Task details:
Pull every "Tinggi" line out of the data below.

--- START ---

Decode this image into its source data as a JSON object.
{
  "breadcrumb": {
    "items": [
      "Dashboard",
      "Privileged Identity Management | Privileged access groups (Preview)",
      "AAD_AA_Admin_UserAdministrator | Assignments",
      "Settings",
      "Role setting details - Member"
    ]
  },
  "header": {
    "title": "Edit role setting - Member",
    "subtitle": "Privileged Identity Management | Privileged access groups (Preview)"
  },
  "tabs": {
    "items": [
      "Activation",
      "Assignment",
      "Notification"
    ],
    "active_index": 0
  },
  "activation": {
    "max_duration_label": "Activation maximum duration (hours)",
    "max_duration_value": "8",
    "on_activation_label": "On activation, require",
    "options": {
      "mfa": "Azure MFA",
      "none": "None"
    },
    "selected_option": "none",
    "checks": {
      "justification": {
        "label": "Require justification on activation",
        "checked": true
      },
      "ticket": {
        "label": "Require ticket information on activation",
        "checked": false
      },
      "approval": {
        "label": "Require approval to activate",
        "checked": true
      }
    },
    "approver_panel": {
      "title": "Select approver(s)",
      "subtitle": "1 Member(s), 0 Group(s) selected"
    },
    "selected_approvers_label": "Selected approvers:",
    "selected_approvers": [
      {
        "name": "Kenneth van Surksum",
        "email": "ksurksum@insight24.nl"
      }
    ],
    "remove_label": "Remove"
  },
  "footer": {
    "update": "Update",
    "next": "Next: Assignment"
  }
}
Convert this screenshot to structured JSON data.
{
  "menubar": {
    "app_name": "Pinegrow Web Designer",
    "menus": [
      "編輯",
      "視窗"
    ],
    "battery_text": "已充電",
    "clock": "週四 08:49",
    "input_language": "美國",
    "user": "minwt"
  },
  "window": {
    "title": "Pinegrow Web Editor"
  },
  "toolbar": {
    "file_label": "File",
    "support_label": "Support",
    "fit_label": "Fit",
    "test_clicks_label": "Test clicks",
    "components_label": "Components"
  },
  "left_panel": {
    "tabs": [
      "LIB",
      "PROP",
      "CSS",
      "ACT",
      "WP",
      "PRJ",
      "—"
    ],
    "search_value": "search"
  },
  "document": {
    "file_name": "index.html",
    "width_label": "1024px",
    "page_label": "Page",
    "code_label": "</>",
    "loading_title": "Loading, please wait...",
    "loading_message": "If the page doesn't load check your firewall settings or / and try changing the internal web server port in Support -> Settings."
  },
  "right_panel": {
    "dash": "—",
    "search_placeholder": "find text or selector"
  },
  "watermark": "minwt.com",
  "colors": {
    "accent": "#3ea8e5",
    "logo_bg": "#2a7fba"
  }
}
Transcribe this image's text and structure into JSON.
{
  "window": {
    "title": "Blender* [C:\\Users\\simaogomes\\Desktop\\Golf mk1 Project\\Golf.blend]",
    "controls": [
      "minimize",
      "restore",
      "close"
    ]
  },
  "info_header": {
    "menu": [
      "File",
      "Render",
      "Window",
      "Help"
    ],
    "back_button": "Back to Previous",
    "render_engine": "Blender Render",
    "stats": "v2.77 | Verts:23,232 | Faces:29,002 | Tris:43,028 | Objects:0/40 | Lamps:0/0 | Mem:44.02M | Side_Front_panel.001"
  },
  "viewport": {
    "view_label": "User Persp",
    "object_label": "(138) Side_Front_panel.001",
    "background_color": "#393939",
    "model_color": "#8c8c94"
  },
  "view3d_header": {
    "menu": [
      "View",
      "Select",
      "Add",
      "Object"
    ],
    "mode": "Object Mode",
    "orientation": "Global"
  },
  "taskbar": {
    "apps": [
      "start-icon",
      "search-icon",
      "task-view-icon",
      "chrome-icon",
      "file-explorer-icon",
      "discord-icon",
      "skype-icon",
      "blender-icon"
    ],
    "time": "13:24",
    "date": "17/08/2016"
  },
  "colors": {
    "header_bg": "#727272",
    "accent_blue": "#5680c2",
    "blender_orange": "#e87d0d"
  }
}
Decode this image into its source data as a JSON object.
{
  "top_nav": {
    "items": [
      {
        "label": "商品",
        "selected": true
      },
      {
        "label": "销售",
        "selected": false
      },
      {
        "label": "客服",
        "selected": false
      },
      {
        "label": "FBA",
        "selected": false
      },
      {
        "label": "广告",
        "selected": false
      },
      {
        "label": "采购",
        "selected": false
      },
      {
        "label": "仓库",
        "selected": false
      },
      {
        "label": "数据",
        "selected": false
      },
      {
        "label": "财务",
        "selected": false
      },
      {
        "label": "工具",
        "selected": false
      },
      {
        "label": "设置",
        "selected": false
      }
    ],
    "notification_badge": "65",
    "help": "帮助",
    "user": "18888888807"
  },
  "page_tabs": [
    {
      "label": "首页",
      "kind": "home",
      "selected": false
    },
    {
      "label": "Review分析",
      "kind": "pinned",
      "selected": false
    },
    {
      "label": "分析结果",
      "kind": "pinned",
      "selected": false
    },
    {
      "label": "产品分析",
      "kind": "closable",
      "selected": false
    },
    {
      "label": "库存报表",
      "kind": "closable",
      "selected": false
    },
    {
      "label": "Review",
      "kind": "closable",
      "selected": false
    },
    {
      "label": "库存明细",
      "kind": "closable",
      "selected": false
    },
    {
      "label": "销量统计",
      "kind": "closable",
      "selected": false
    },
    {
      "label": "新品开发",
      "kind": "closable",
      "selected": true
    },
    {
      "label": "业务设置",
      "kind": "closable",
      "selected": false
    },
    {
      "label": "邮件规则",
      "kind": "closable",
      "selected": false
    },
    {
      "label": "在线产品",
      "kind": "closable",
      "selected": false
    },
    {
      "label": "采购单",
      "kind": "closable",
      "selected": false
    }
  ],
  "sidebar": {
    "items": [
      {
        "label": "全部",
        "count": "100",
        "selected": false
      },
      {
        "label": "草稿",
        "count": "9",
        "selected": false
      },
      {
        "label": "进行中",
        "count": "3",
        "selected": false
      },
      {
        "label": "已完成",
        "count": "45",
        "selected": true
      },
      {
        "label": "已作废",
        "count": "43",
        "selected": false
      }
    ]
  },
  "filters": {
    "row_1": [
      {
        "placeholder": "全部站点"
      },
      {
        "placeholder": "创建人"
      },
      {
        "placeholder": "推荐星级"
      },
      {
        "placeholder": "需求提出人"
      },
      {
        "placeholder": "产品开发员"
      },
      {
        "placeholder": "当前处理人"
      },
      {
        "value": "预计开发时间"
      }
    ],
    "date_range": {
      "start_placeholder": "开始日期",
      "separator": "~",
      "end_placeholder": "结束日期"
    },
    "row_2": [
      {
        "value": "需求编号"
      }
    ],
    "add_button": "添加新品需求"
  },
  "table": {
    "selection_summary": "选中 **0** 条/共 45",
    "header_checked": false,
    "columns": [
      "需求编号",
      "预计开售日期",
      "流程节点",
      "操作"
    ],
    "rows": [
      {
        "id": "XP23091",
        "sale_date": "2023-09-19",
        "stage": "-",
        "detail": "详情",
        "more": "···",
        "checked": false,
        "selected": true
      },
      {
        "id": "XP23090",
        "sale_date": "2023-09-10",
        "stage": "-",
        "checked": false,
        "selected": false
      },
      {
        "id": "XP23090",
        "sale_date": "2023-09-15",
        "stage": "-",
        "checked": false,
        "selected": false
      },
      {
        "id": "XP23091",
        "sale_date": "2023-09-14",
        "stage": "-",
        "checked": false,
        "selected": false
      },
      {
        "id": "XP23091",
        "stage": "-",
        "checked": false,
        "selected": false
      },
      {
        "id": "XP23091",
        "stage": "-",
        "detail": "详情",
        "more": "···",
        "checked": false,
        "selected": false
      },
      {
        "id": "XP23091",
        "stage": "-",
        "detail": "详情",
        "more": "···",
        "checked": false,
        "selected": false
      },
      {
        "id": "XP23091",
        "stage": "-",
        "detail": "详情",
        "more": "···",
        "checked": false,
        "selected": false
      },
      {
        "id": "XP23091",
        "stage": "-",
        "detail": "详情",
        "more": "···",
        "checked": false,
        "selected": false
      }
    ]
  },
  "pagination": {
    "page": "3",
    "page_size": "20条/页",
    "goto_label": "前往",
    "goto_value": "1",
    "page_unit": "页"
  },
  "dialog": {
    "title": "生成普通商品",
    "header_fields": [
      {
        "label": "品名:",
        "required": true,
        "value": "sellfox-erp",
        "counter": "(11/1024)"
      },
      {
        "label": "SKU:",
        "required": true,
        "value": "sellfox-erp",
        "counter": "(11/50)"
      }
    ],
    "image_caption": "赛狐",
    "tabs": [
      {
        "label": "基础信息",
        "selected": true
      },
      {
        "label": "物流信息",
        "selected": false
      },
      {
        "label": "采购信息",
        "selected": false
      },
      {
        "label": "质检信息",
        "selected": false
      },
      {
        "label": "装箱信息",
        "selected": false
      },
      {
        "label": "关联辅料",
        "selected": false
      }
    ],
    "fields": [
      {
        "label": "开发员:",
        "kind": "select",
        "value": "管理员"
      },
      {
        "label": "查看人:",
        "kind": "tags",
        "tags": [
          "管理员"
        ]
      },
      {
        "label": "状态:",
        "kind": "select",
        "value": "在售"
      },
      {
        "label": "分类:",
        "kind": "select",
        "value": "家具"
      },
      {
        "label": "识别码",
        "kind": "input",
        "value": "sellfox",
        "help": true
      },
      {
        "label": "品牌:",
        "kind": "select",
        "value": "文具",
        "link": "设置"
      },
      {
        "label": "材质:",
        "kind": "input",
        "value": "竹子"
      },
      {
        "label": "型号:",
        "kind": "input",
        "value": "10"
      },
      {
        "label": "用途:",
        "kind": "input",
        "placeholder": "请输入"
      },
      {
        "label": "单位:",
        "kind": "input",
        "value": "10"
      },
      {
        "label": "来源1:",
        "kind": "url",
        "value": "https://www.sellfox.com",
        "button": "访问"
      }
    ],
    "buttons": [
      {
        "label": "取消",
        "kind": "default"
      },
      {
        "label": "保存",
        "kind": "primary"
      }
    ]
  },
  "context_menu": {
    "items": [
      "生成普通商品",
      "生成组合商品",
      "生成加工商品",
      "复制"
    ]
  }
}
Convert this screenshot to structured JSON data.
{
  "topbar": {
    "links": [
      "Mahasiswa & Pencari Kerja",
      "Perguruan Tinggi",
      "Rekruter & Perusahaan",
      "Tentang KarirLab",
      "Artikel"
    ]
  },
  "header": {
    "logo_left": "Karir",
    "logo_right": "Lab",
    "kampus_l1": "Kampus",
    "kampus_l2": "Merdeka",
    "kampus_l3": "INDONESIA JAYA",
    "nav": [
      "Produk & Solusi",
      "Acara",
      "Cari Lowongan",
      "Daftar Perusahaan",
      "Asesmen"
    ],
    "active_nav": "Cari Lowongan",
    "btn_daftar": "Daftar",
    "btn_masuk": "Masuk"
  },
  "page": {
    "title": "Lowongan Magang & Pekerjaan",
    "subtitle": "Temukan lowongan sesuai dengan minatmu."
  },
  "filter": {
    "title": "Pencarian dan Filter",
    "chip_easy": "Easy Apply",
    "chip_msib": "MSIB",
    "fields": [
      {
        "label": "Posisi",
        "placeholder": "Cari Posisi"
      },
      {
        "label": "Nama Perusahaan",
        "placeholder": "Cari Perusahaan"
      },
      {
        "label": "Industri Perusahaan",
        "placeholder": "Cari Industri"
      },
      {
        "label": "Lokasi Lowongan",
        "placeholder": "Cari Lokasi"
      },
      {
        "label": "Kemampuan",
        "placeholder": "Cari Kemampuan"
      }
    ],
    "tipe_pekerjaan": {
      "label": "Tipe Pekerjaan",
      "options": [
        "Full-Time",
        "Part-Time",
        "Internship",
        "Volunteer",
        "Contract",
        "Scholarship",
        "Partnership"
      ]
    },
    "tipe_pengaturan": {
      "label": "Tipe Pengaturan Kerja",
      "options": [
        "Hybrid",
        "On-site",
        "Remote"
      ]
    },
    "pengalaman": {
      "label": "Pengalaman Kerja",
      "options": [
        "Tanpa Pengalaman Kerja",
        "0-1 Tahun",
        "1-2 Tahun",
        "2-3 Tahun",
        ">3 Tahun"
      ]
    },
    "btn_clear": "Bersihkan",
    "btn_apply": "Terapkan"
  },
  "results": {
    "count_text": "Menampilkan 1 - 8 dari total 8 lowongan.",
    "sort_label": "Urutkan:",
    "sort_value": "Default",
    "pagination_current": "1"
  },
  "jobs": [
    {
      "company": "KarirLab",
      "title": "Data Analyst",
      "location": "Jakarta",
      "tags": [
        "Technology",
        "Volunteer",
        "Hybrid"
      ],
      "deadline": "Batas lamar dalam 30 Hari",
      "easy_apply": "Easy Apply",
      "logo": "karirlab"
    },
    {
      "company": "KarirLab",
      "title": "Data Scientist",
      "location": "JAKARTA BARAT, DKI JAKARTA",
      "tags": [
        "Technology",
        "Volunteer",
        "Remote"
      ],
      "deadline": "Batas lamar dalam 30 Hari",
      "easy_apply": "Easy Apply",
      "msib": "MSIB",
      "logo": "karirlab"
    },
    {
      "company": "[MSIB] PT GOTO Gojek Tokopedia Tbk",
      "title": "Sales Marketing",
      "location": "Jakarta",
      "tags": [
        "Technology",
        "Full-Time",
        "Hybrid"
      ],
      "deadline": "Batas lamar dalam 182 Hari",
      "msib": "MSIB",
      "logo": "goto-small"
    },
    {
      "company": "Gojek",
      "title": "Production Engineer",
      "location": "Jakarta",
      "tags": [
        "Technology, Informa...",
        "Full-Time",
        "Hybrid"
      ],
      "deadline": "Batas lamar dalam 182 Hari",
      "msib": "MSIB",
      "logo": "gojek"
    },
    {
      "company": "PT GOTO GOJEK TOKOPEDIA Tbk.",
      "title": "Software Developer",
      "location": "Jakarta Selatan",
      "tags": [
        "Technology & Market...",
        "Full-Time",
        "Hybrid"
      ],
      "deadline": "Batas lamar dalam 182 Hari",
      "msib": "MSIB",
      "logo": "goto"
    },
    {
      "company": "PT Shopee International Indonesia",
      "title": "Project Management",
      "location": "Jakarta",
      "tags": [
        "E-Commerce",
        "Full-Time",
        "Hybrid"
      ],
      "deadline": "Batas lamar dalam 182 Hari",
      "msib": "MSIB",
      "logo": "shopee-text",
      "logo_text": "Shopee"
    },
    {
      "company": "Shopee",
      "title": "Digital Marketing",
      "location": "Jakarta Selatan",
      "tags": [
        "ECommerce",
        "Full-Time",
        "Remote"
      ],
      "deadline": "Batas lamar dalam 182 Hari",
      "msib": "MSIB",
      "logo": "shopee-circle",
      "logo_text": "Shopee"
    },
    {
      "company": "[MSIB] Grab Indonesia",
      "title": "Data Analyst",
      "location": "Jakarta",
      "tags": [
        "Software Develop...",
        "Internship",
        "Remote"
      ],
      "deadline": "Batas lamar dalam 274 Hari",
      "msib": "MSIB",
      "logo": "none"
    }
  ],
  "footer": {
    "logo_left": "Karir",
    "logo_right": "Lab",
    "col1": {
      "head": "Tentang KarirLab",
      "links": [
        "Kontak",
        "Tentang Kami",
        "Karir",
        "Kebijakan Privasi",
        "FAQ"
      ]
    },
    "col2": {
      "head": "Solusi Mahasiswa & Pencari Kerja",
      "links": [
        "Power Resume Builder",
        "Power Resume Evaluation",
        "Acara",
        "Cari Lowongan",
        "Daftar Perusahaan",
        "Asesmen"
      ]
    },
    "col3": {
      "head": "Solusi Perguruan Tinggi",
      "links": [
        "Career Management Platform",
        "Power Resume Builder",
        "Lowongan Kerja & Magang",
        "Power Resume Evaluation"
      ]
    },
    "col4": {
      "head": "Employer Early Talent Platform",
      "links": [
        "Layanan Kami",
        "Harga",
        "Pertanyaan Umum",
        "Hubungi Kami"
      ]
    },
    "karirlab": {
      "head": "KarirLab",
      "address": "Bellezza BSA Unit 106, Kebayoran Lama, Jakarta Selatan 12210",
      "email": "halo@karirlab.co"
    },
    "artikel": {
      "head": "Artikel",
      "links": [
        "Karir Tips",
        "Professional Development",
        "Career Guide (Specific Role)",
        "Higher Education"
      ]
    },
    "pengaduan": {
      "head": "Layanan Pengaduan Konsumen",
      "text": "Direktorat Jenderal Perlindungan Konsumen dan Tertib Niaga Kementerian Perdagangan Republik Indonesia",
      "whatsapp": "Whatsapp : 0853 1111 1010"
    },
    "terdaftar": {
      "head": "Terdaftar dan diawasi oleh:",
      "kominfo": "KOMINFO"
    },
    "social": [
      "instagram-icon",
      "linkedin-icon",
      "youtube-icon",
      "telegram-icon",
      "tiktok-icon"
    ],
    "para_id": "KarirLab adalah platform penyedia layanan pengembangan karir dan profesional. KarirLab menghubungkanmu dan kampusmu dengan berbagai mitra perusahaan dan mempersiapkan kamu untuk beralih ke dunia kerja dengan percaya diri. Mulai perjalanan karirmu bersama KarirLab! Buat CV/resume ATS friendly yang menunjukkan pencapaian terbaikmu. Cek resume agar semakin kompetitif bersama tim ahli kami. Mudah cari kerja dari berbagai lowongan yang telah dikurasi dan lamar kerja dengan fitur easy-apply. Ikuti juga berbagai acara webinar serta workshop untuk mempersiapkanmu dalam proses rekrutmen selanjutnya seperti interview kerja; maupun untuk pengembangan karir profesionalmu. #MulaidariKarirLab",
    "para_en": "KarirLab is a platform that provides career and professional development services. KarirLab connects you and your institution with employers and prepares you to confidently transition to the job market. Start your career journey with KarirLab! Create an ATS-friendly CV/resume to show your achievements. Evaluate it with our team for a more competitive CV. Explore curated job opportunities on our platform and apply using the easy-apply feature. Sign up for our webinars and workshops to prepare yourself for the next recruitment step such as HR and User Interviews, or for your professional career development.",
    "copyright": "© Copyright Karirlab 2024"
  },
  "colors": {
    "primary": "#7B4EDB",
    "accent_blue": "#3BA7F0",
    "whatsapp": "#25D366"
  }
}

--- END ---

Task answer:
      "Perguruan Tinggi",
      "head": "Solusi Perguruan Tinggi",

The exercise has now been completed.